WHAT IS BEING ASKED.
Reproduce all of the data below word for word, leaving out the pictures.

ENTRIES.
------

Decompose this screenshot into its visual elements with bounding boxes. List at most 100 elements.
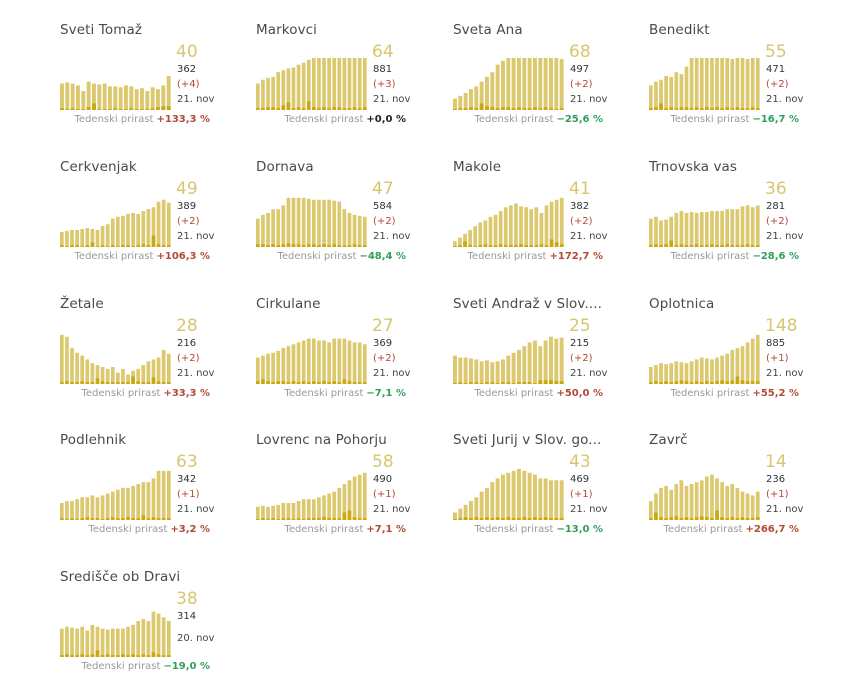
bar-new-cases: [684, 107, 689, 110]
bar-new-cases: [156, 107, 160, 110]
bar-new-cases: [474, 382, 479, 384]
bar-new-cases: [522, 108, 527, 110]
bar-new-cases: [121, 518, 125, 520]
bar-new-cases: [161, 382, 166, 384]
weekly-growth-value: −28,6 %: [752, 251, 799, 262]
bar-new-cases: [674, 108, 679, 110]
bar-new-cases: [539, 244, 544, 247]
bar-new-cases: [166, 106, 171, 110]
bar-new-cases: [146, 518, 151, 520]
bar-active: [100, 366, 105, 384]
bar-active: [730, 58, 735, 110]
bar-new-cases: [141, 515, 146, 520]
bar-active: [654, 81, 658, 110]
bar-active: [357, 58, 362, 110]
weekly-growth-value: +50,0 %: [556, 388, 603, 399]
bar-new-cases: [337, 245, 342, 247]
bar-active: [514, 203, 518, 247]
municipality-title: Središče ob Dravi: [60, 569, 181, 585]
bar-active: [70, 229, 74, 247]
bar-new-cases: [70, 245, 74, 247]
bar-new-cases: [90, 382, 95, 384]
bar-new-cases: [95, 246, 100, 247]
bar-new-cases: [745, 244, 750, 247]
bar-active: [121, 368, 125, 384]
bar-new-cases: [256, 519, 260, 520]
date-label: 21. nov: [766, 504, 804, 515]
bar-active: [740, 491, 745, 520]
bar-new-cases: [102, 109, 107, 110]
bar-active: [694, 58, 699, 110]
bar-new-cases: [291, 519, 296, 520]
bar-new-cases: [715, 381, 719, 384]
municipality-title: Sveti Andraž v Slov....: [453, 296, 603, 312]
active-cases-value: 55: [765, 42, 787, 62]
bar-active: [469, 358, 473, 384]
bar-active: [332, 338, 337, 384]
bar-active: [495, 361, 500, 384]
bar-active: [166, 353, 171, 384]
municipality-card: Trnovska vas 36 281 (+2) 21. nov Tedenski pri…: [649, 159, 829, 279]
bar-active: [296, 342, 301, 384]
bar-new-cases: [286, 518, 291, 520]
bar-new-cases: [453, 109, 457, 110]
daily-change-value: (+2): [373, 353, 396, 364]
bar-active: [745, 205, 750, 247]
bar-active: [715, 478, 719, 520]
bar-active: [458, 357, 463, 384]
bar-active: [121, 487, 125, 520]
bar-active: [498, 211, 503, 247]
bar-new-cases: [100, 381, 105, 384]
bar-new-cases: [533, 383, 537, 384]
bar-active: [674, 484, 679, 520]
bar-active: [511, 352, 516, 384]
bar-active: [332, 58, 337, 110]
bar-new-cases: [306, 382, 311, 384]
bar-active: [131, 485, 135, 520]
bar-new-cases: [342, 379, 347, 384]
bar-active: [166, 202, 171, 247]
weekly-growth-label: Tedenski prirast: [474, 388, 554, 399]
bar-new-cases: [70, 655, 74, 657]
bar-active: [261, 79, 265, 110]
bar-new-cases: [271, 518, 275, 520]
bar-active: [501, 474, 505, 520]
bar-active: [306, 338, 311, 384]
bar-new-cases: [126, 382, 130, 384]
bar-new-cases: [60, 655, 64, 657]
date-label: 21. nov: [570, 94, 608, 105]
bar-new-cases: [261, 518, 265, 520]
weekly-growth-value: +172,7 %: [549, 251, 603, 262]
bar-new-cases: [116, 518, 120, 520]
bar-active: [538, 58, 543, 110]
bar-active: [337, 338, 342, 384]
bar-active: [750, 58, 755, 110]
bar-active: [725, 209, 730, 247]
bar-new-cases: [684, 517, 689, 520]
bar-new-cases: [161, 655, 166, 657]
bar-active: [156, 89, 160, 110]
active-cases-value: 148: [765, 316, 798, 336]
bar-active: [522, 470, 527, 520]
bar-new-cases: [317, 245, 321, 247]
bar-new-cases: [100, 519, 105, 520]
bar-active: [543, 340, 548, 384]
bar-new-cases: [503, 245, 508, 247]
bar-new-cases: [453, 519, 457, 520]
bar-new-cases: [710, 244, 714, 247]
bar-new-cases: [559, 518, 564, 520]
bar-active: [468, 229, 472, 247]
bar-new-cases: [86, 107, 91, 110]
bar-new-cases: [684, 245, 689, 247]
bar-active: [463, 357, 468, 384]
active-cases-value: 40: [176, 42, 198, 62]
bar-active: [533, 58, 537, 110]
bar-active: [296, 64, 301, 110]
active-cases-value: 41: [569, 179, 591, 199]
bar-new-cases: [730, 517, 735, 520]
bar-active: [483, 220, 488, 247]
bar-new-cases: [710, 108, 714, 110]
bar-active: [669, 489, 674, 520]
weekly-growth-label: Tedenski prirast: [81, 661, 161, 672]
bar-new-cases: [745, 518, 750, 520]
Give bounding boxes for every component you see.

------

SOLUTION FOR THIS EXERCISE.
Decompose this screenshot into its visual elements with bounding boxes. List at most 100 elements.
bar-new-cases: [684, 107, 689, 110]
bar-new-cases: [156, 107, 160, 110]
bar-new-cases: [474, 382, 479, 384]
bar-new-cases: [522, 108, 527, 110]
bar-new-cases: [121, 518, 125, 520]
bar-new-cases: [161, 382, 166, 384]
weekly-growth-value: −28,6 %: [752, 251, 799, 262]
bar-new-cases: [674, 108, 679, 110]
bar-new-cases: [539, 244, 544, 247]
bar-new-cases: [166, 106, 171, 110]
bar-new-cases: [146, 518, 151, 520]
bar-active: [100, 366, 105, 384]
bar-active: [730, 58, 735, 110]
bar-new-cases: [141, 515, 146, 520]
bar-active: [654, 81, 658, 110]
bar-active: [357, 58, 362, 110]
weekly-growth-value: +50,0 %: [556, 388, 603, 399]
bar-new-cases: [337, 245, 342, 247]
bar-active: [514, 203, 518, 247]
municipality-title: Središče ob Dravi: [60, 569, 181, 585]
bar-active: [70, 229, 74, 247]
bar-new-cases: [70, 245, 74, 247]
bar-new-cases: [90, 382, 95, 384]
bar-new-cases: [95, 246, 100, 247]
bar-new-cases: [745, 244, 750, 247]
bar-active: [121, 368, 125, 384]
bar-new-cases: [256, 519, 260, 520]
date-label: 21. nov: [766, 504, 804, 515]
bar-active: [740, 491, 745, 520]
bar-new-cases: [102, 109, 107, 110]
bar-active: [694, 58, 699, 110]
bar-new-cases: [291, 519, 296, 520]
bar-new-cases: [715, 381, 719, 384]
municipality-title: Sveti Andraž v Slov....: [453, 296, 603, 312]
active-cases-value: 55: [765, 42, 787, 62]
bar-active: [469, 358, 473, 384]
bar-active: [332, 338, 337, 384]
bar-active: [495, 361, 500, 384]
bar-active: [166, 353, 171, 384]
municipality-card: Trnovska vas 36 281 (+2) 21. nov Tedenski pri…: [649, 159, 829, 279]
bar-active: [296, 342, 301, 384]
bar-new-cases: [286, 518, 291, 520]
bar-new-cases: [453, 109, 457, 110]
daily-change-value: (+2): [373, 353, 396, 364]
bar-active: [745, 205, 750, 247]
bar-active: [715, 478, 719, 520]
bar-active: [458, 357, 463, 384]
bar-active: [121, 487, 125, 520]
bar-active: [498, 211, 503, 247]
bar-new-cases: [100, 381, 105, 384]
bar-new-cases: [533, 383, 537, 384]
bar-active: [674, 484, 679, 520]
bar-active: [511, 352, 516, 384]
bar-active: [332, 58, 337, 110]
bar-new-cases: [306, 382, 311, 384]
bar-active: [131, 485, 135, 520]
bar-new-cases: [342, 379, 347, 384]
bar-active: [166, 202, 171, 247]
weekly-growth-label: Tedenski prirast: [474, 388, 554, 399]
bar-new-cases: [70, 655, 74, 657]
bar-active: [261, 79, 265, 110]
bar-new-cases: [271, 518, 275, 520]
bar-active: [501, 474, 505, 520]
bar-active: [306, 338, 311, 384]
bar-new-cases: [126, 382, 130, 384]
bar-new-cases: [60, 655, 64, 657]
date-label: 21. nov: [570, 94, 608, 105]
bar-new-cases: [261, 518, 265, 520]
weekly-growth-value: +172,7 %: [549, 251, 603, 262]
bar-new-cases: [116, 518, 120, 520]
bar-active: [538, 58, 543, 110]
bar-active: [337, 338, 342, 384]
bar-active: [750, 58, 755, 110]
bar-active: [725, 209, 730, 247]
bar-new-cases: [684, 517, 689, 520]
bar-new-cases: [161, 655, 166, 657]
bar-active: [156, 89, 160, 110]
active-cases-value: 148: [765, 316, 798, 336]
bar-active: [522, 470, 527, 520]
bar-new-cases: [317, 245, 321, 247]
bar-new-cases: [100, 519, 105, 520]
bar-active: [543, 340, 548, 384]
bar-new-cases: [503, 245, 508, 247]
bar-new-cases: [453, 519, 457, 520]
bar-new-cases: [710, 244, 714, 247]
bar-new-cases: [559, 518, 564, 520]
bar-active: [468, 229, 472, 247]
bar-new-cases: [86, 107, 91, 110]
bar-new-cases: [684, 245, 689, 247]
bar-active: [463, 357, 468, 384]
active-cases-value: 40: [176, 42, 198, 62]
bar-active: [533, 58, 537, 110]
bar-active: [296, 64, 301, 110]
active-cases-value: 41: [569, 179, 591, 199]
bar-new-cases: [730, 517, 735, 520]
bar-active: [483, 220, 488, 247]
bar-new-cases: [710, 108, 714, 110]
bar-active: [669, 489, 674, 520]
weekly-growth-label: Tedenski prirast: [81, 661, 161, 672]
bar-new-cases: [745, 518, 750, 520]
Give bounding boxes for every component you see.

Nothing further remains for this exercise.